Records to use
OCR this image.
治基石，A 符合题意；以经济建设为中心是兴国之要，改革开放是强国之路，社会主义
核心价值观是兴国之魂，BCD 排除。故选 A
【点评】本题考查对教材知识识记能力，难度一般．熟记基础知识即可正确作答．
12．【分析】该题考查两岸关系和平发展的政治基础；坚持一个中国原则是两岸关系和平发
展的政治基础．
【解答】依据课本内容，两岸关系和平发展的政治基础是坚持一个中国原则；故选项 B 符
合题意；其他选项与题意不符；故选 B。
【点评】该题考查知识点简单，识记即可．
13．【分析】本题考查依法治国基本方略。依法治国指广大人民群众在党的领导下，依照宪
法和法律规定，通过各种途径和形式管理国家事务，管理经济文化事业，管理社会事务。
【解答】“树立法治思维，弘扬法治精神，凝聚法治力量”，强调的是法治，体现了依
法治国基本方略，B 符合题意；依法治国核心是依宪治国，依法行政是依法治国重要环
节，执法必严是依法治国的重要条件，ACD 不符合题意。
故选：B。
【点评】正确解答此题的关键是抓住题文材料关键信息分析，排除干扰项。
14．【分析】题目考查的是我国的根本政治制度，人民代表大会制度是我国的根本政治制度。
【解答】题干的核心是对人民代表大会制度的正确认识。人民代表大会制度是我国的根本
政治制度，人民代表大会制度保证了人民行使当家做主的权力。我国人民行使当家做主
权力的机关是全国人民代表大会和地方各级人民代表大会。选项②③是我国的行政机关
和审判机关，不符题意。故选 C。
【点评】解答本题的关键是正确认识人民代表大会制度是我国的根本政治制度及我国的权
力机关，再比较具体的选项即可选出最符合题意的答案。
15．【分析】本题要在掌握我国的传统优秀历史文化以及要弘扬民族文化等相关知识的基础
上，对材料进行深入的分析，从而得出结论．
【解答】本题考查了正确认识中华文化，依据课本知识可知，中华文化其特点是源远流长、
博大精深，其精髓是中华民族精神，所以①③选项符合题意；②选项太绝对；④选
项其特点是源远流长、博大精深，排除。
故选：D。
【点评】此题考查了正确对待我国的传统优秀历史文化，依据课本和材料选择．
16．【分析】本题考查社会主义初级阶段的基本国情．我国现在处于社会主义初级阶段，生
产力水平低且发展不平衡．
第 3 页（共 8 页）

Work to do
Reproduce each entry above exactly, keeping every word.

Reply
OCR this image.
治基石，A 符合题意；以经济建设为中心是兴国之要，改革开放是强国之路，社会主义
核心价值观是兴国之魂，BCD 排除。故选 A
【点评】本题考查对教材知识识记能力，难度一般．熟记基础知识即可正确作答．
12．【分析】该题考查两岸关系和平发展的政治基础；坚持一个中国原则是两岸关系和平发
展的政治基础．
【解答】依据课本内容，两岸关系和平发展的政治基础是坚持一个中国原则；故选项 B 符
合题意；其他选项与题意不符；故选 B。
【点评】该题考查知识点简单，识记即可．
13．【分析】本题考查依法治国基本方略。依法治国指广大人民群众在党的领导下，依照宪
法和法律规定，通过各种途径和形式管理国家事务，管理经济文化事业，管理社会事务。
【解答】“树立法治思维，弘扬法治精神，凝聚法治力量”，强调的是法治，体现了依
法治国基本方略，B 符合题意；依法治国核心是依宪治国，依法行政是依法治国重要环
节，执法必严是依法治国的重要条件，ACD 不符合题意。
故选：B。
【点评】正确解答此题的关键是抓住题文材料关键信息分析，排除干扰项。
14．【分析】题目考查的是我国的根本政治制度，人民代表大会制度是我国的根本政治制度。
【解答】题干的核心是对人民代表大会制度的正确认识。人民代表大会制度是我国的根本
政治制度，人民代表大会制度保证了人民行使当家做主的权力。我国人民行使当家做主
权力的机关是全国人民代表大会和地方各级人民代表大会。选项②③是我国的行政机关
和审判机关，不符题意。故选 C。
【点评】解答本题的关键是正确认识人民代表大会制度是我国的根本政治制度及我国的权
力机关，再比较具体的选项即可选出最符合题意的答案。
15．【分析】本题要在掌握我国的传统优秀历史文化以及要弘扬民族文化等相关知识的基础
上，对材料进行深入的分析，从而得出结论．
【解答】本题考查了正确认识中华文化，依据课本知识可知，中华文化其特点是源远流长、
博大精深，其精髓是中华民族精神，所以①③选项符合题意；②选项太绝对；④选
项其特点是源远流长、博大精深，排除。
故选：D。
【点评】此题考查了正确对待我国的传统优秀历史文化，依据课本和材料选择．
16．【分析】本题考查社会主义初级阶段的基本国情．我国现在处于社会主义初级阶段，生
产力水平低且发展不平衡．
第 3 页（共 8 页）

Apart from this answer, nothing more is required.